#### The task
What you return must match the entries exactly, except that the pictures are gone.

#### Information provided ####

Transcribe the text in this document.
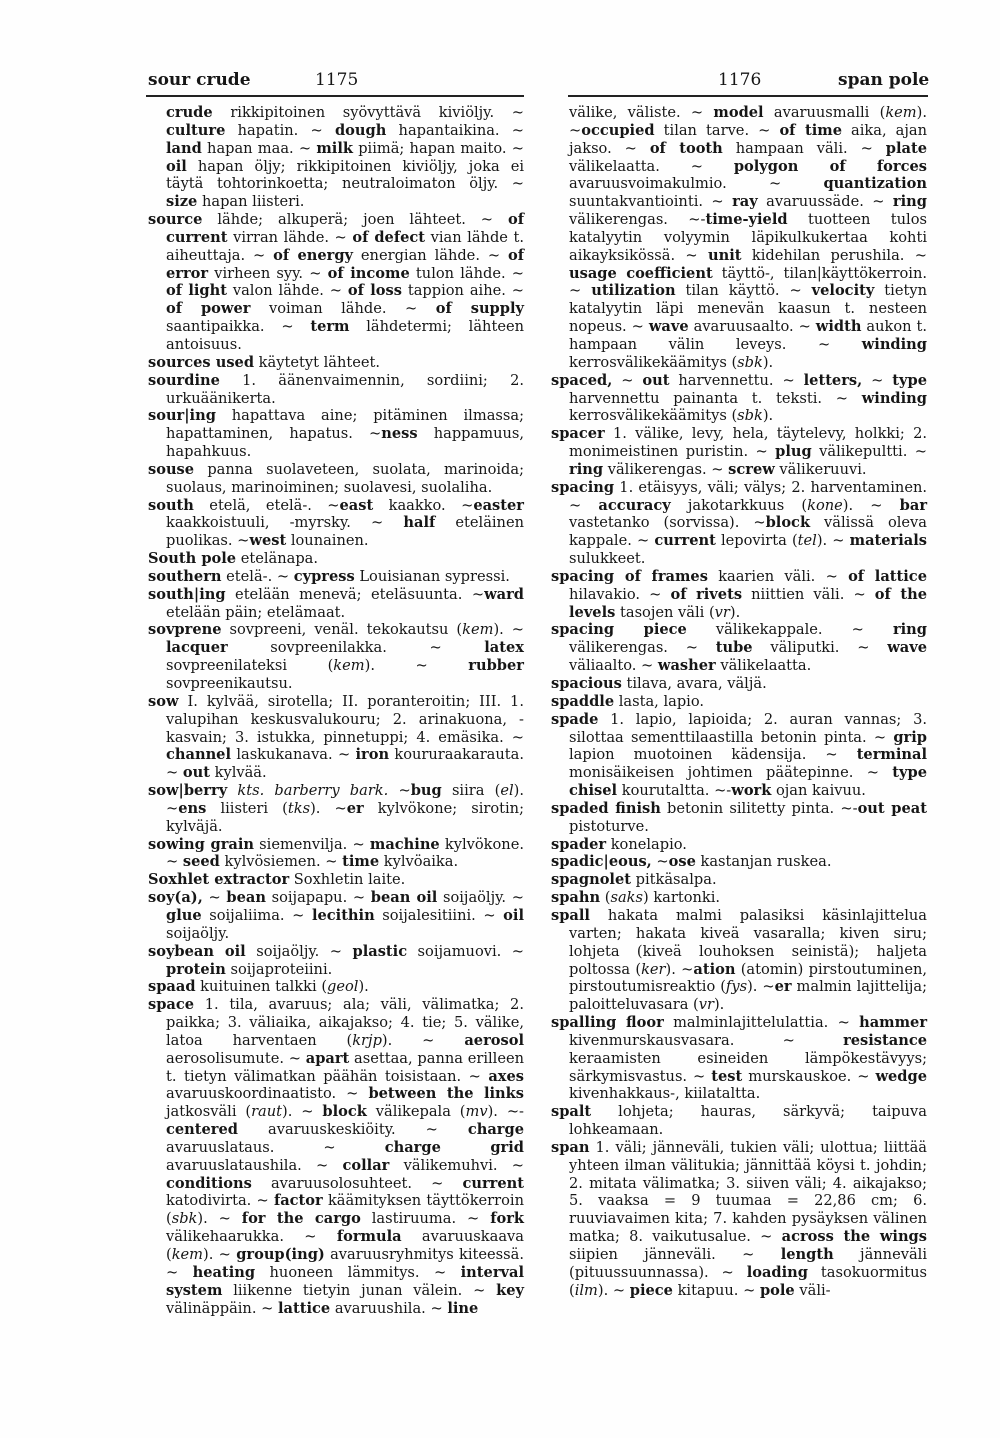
sour crude	1175	1176	span pole

crude rikkipitoinen syövyttävä kiviöljy. ~ culture hapatin. ~ dough hapantaikina. ~ land hapan maa. ~ milk piimä; hapan maito. ~ oil hapan öljy; rikkipitoinen kiviöljy, joka ei täytä tohtorinkoetta; neutraloimaton öljy. ~ size hapan liisteri.

source lähde; alkuperä; joen lähteet. ~ of current virran lähde. ~ of defect vian lähde t. aiheuttaja. ~ of energy energian lähde. ~ of error virheen syy. ~ of income tulon lähde. ~ of light valon lähde. ~ of loss tappion aihe. ~ of power voiman lähde. ~ of supply saantipaikka. ~ term lähdetermi; lähteen antoisuus.

sources used käytetyt lähteet.

sourdine 1. äänenvaimennin, sordiini; 2. urkuäänikerta.

sour|ing hapattava aine; pitäminen ilmassa; hapattaminen, hapatus. ~ness happamuus, hapahkuus.

souse panna suolaveteen, suolata, marinoida; suolaus, marinoiminen; suolavesi, suolaliha.

south etelä, etelä-. ~east kaakko. ~easter kaakkoistuuli, -myrsky. ~ half eteläinen puolikas. ~west lounainen.

South pole etelänapa.

southern etelä-. ~ cypress Louisianan sypressi.

south|ing etelään menevä; eteläsuunta. ~ward etelään päin; etelämaat.

sovprene sovpreeni, venäl. tekokautsu (kem). ~ lacquer sovpreenilakka. ~ latex sovpreenilateksi (kem). ~ rubber sovpreenikautsu.

sow I. kylvää, sirotella; II. poranteroitin; III. 1. valupihan keskusvalukouru; 2. arinakuona, -kasvain; 3. istukka, pinnetuppi; 4. emäsika. ~ channel laskukanava. ~ iron koururaakarauta. ~ out kylvää.

sow|berry kts. barberry bark. ~bug siira (el). ~ens liisteri (tks). ~er kylvökone; sirotin; kylväjä.

sowing grain siemenvilja. ~ machine kylvökone. ~ seed kylvösiemen. ~ time kylvöaika.

Soxhlet extractor Soxhletin laite.

soy(a), ~ bean soijapapu. ~ bean oil soijaöljy. ~ glue soijaliima. ~ lecithin soijalesitiini. ~ oil soijaöljy.

soybean oil soijaöljy. ~ plastic soijamuovi. ~ protein soijaproteiini.

spaad kuituinen talkki (geol).

space 1. tila, avaruus; ala; väli, välimatka; 2. paikka; 3. väliaika, aikajakso; 4. tie; 5. välike, latoa harventaen (krjp). ~ aerosol aerosolisumute. ~ apart asettaa, panna erilleen t. tietyn välimatkan päähän toisistaan. ~ axes avaruuskoordinaatisto. ~ between the links jatkosväli (raut). ~ block välikepala (mv). ~-centered avaruuskeskiöity. ~ charge avaruuslataus. ~ charge grid avaruuslataushila. ~ collar välikemuhvi. ~ conditions avaruusolosuhteet. ~ current katodivirta. ~ factor käämityksen täyttökerroin (sbk). ~ for the cargo lastiruuma. ~ fork välikehaarukka. ~ formula avaruuskaava (kem). ~ group(ing) avaruusryhmitys kiteessä. ~ heating huoneen lämmitys. ~ interval system liikenne tietyin junan välein. ~ key välinäppäin. ~ lattice avaruushila. ~ line

välike, väliste. ~ model avaruusmalli (kem). ~occupied tilan tarve. ~ of time aika, ajan jakso. ~ of tooth hampaan väli. ~ plate välikelaatta. ~ polygon of forces avaruusvoimakulmio. ~ quantization suuntakvantiointi. ~ ray avaruussäde. ~ ring välikerengas. ~-time-yield tuotteen tulos katalyytin volyymin läpikulkukertaa kohti aikayksikössä. ~ unit kidehilan perushila. ~ usage coefficient täyttö-, tilan|käyttökerroin. ~ utilization tilan käyttö. ~ velocity tietyn katalyytin läpi menevän kaasun t. nesteen nopeus. ~ wave avaruusaalto. ~ width aukon t. hampaan välin leveys. ~ winding kerrosvälikekäämitys (sbk).

spaced, ~ out harvennettu. ~ letters, ~ type harvennettu painanta t. teksti. ~ winding kerrosvälikekäämitys (sbk).

spacer 1. välike, levy, hela, täytelevy, holkki; 2. monimeistinen puristin. ~ plug välikepultti. ~ ring välikerengas. ~ screw välikeruuvi.

spacing 1. etäisyys, väli; välys; 2. harventaminen. ~ accuracy jakotarkkuus (kone). ~ bar vastetanko (sorvissa). ~block välissä oleva kappale. ~ current lepovirta (tel). ~ materials sulukkeet.

spacing of frames kaarien väli. ~ of lattice hilavakio. ~ of rivets niittien väli. ~ of the levels tasojen väli (vr).

spacing piece välikekappale. ~ ring välikerengas. ~ tube väliputki. ~ wave väliaalto. ~ washer välikelaatta.

spacious tilava, avara, väljä.

spaddle lasta, lapio.

spade 1. lapio, lapioida; 2. auran vannas; 3. silottaa sementtilaastilla betonin pinta. ~ grip lapion muotoinen kädensija. ~ terminal monisäikeisen johtimen päätepinne. ~ type chisel kourutaltta. ~-work ojan kaivuu.

spaded finish betonin silitetty pinta. ~-out peat pistoturve.

spader konelapio.

spadic|eous, ~ose kastanjan ruskea.

spagnolet pitkäsalpa.

spahn (saks) kartonki.

spall hakata malmi palasiksi käsinlajittelua varten; hakata kiveä vasaralla; kiven siru; lohjeta (kiveä louhoksen seinistä); haljeta poltossa (ker). ~ation (atomin) pirstoutuminen, pirstoutumisreaktio (fys). ~er malmin lajittelija; paloitteluvasara (vr).

spalling floor malminlajittelulattia. ~ hammer kivenmurskausvasara. ~ resistance keraamisten esineiden lämpökestävyys; särkymisvastus. ~ test murskauskoe. ~ wedge kivenhakkaus-, kiilataltta.

spalt lohjeta; hauras, särkyvä; taipuva lohkeamaan.

span 1. väli; jänneväli, tukien väli; ulottua; liittää yhteen ilman välitukia; jännittää köysi t. johdin; 2. mitata välimatka; 3. siiven väli; 4. aikajakso; 5. vaaksa = 9 tuumaa = 22,86 cm; 6. ruuviavaimen kita; 7. kahden pysäyksen välinen matka; 8. vaikutusalue. ~ across the wings siipien jänneväli. ~ length jänneväli (pituussuunnassa). ~ loading tasokuormitus (ilm). ~ piece kitapuu. ~ pole väli-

####

#### Written answer
Transcribe the text in this document.
sour crude	1175	1176	span pole

crude rikkipitoinen syövyttävä kiviöljy. ~ culture hapatin. ~ dough hapantaikina. ~ land hapan maa. ~ milk piimä; hapan maito. ~ oil hapan öljy; rikkipitoinen kiviöljy, joka ei täytä tohtorinkoetta; neutraloimaton öljy. ~ size hapan liisteri.

source lähde; alkuperä; joen lähteet. ~ of current virran lähde. ~ of defect vian lähde t. aiheuttaja. ~ of energy energian lähde. ~ of error virheen syy. ~ of income tulon lähde. ~ of light valon lähde. ~ of loss tappion aihe. ~ of power voiman lähde. ~ of supply saantipaikka. ~ term lähdetermi; lähteen antoisuus.

sources used käytetyt lähteet.

sourdine 1. äänenvaimennin, sordiini; 2. urkuäänikerta.

sour|ing hapattava aine; pitäminen ilmassa; hapattaminen, hapatus. ~ness happamuus, hapahkuus.

souse panna suolaveteen, suolata, marinoida; suolaus, marinoiminen; suolavesi, suolaliha.

south etelä, etelä-. ~east kaakko. ~easter kaakkoistuuli, -myrsky. ~ half eteläinen puolikas. ~west lounainen.

South pole etelänapa.

southern etelä-. ~ cypress Louisianan sypressi.

south|ing etelään menevä; eteläsuunta. ~ward etelään päin; etelämaat.

sovprene sovpreeni, venäl. tekokautsu (kem). ~ lacquer sovpreenilakka. ~ latex sovpreenilateksi (kem). ~ rubber sovpreenikautsu.

sow I. kylvää, sirotella; II. poranteroitin; III. 1. valupihan keskusvalukouru; 2. arinakuona, -kasvain; 3. istukka, pinnetuppi; 4. emäsika. ~ channel laskukanava. ~ iron koururaakarauta. ~ out kylvää.

sow|berry kts. barberry bark. ~bug siira (el). ~ens liisteri (tks). ~er kylvökone; sirotin; kylväjä.

sowing grain siemenvilja. ~ machine kylvökone. ~ seed kylvösiemen. ~ time kylvöaika.

Soxhlet extractor Soxhletin laite.

soy(a), ~ bean soijapapu. ~ bean oil soijaöljy. ~ glue soijaliima. ~ lecithin soijalesitiini. ~ oil soijaöljy.

soybean oil soijaöljy. ~ plastic soijamuovi. ~ protein soijaproteiini.

spaad kuituinen talkki (geol).

space 1. tila, avaruus; ala; väli, välimatka; 2. paikka; 3. väliaika, aikajakso; 4. tie; 5. välike, latoa harventaen (krjp). ~ aerosol aerosolisumute. ~ apart asettaa, panna erilleen t. tietyn välimatkan päähän toisistaan. ~ axes avaruuskoordinaatisto. ~ between the links jatkosväli (raut). ~ block välikepala (mv). ~-centered avaruuskeskiöity. ~ charge avaruuslataus. ~ charge grid avaruuslataushila. ~ collar välikemuhvi. ~ conditions avaruusolosuhteet. ~ current katodivirta. ~ factor käämityksen täyttökerroin (sbk). ~ for the cargo lastiruuma. ~ fork välikehaarukka. ~ formula avaruuskaava (kem). ~ group(ing) avaruusryhmitys kiteessä. ~ heating huoneen lämmitys. ~ interval system liikenne tietyin junan välein. ~ key välinäppäin. ~ lattice avaruushila. ~ line

välike, väliste. ~ model avaruusmalli (kem). ~occupied tilan tarve. ~ of time aika, ajan jakso. ~ of tooth hampaan väli. ~ plate välikelaatta. ~ polygon of forces avaruusvoimakulmio. ~ quantization suuntakvantiointi. ~ ray avaruussäde. ~ ring välikerengas. ~-time-yield tuotteen tulos katalyytin volyymin läpikulkukertaa kohti aikayksikössä. ~ unit kidehilan perushila. ~ usage coefficient täyttö-, tilan|käyttökerroin. ~ utilization tilan käyttö. ~ velocity tietyn katalyytin läpi menevän kaasun t. nesteen nopeus. ~ wave avaruusaalto. ~ width aukon t. hampaan välin leveys. ~ winding kerrosvälikekäämitys (sbk).

spaced, ~ out harvennettu. ~ letters, ~ type harvennettu painanta t. teksti. ~ winding kerrosvälikekäämitys (sbk).

spacer 1. välike, levy, hela, täytelevy, holkki; 2. monimeistinen puristin. ~ plug välikepultti. ~ ring välikerengas. ~ screw välikeruuvi.

spacing 1. etäisyys, väli; välys; 2. harventaminen. ~ accuracy jakotarkkuus (kone). ~ bar vastetanko (sorvissa). ~block välissä oleva kappale. ~ current lepovirta (tel). ~ materials sulukkeet.

spacing of frames kaarien väli. ~ of lattice hilavakio. ~ of rivets niittien väli. ~ of the levels tasojen väli (vr).

spacing piece välikekappale. ~ ring välikerengas. ~ tube väliputki. ~ wave väliaalto. ~ washer välikelaatta.

spacious tilava, avara, väljä.

spaddle lasta, lapio.

spade 1. lapio, lapioida; 2. auran vannas; 3. silottaa sementtilaastilla betonin pinta. ~ grip lapion muotoinen kädensija. ~ terminal monisäikeisen johtimen päätepinne. ~ type chisel kourutaltta. ~-work ojan kaivuu.

spaded finish betonin silitetty pinta. ~-out peat pistoturve.

spader konelapio.

spadic|eous, ~ose kastanjan ruskea.

spagnolet pitkäsalpa.

spahn (saks) kartonki.

spall hakata malmi palasiksi käsinlajittelua varten; hakata kiveä vasaralla; kiven siru; lohjeta (kiveä louhoksen seinistä); haljeta poltossa (ker). ~ation (atomin) pirstoutuminen, pirstoutumisreaktio (fys). ~er malmin lajittelija; paloitteluvasara (vr).

spalling floor malminlajittelulattia. ~ hammer kivenmurskausvasara. ~ resistance keraamisten esineiden lämpökestävyys; särkymisvastus. ~ test murskauskoe. ~ wedge kivenhakkaus-, kiilataltta.

spalt lohjeta; hauras, särkyvä; taipuva lohkeamaan.

span 1. väli; jänneväli, tukien väli; ulottua; liittää yhteen ilman välitukia; jännittää köysi t. johdin; 2. mitata välimatka; 3. siiven väli; 4. aikajakso; 5. vaaksa = 9 tuumaa = 22,86 cm; 6. ruuviavaimen kita; 7. kahden pysäyksen välinen matka; 8. vaikutusalue. ~ across the wings siipien jänneväli. ~ length jänneväli (pituussuunnassa). ~ loading tasokuormitus (ilm). ~ piece kitapuu. ~ pole väli-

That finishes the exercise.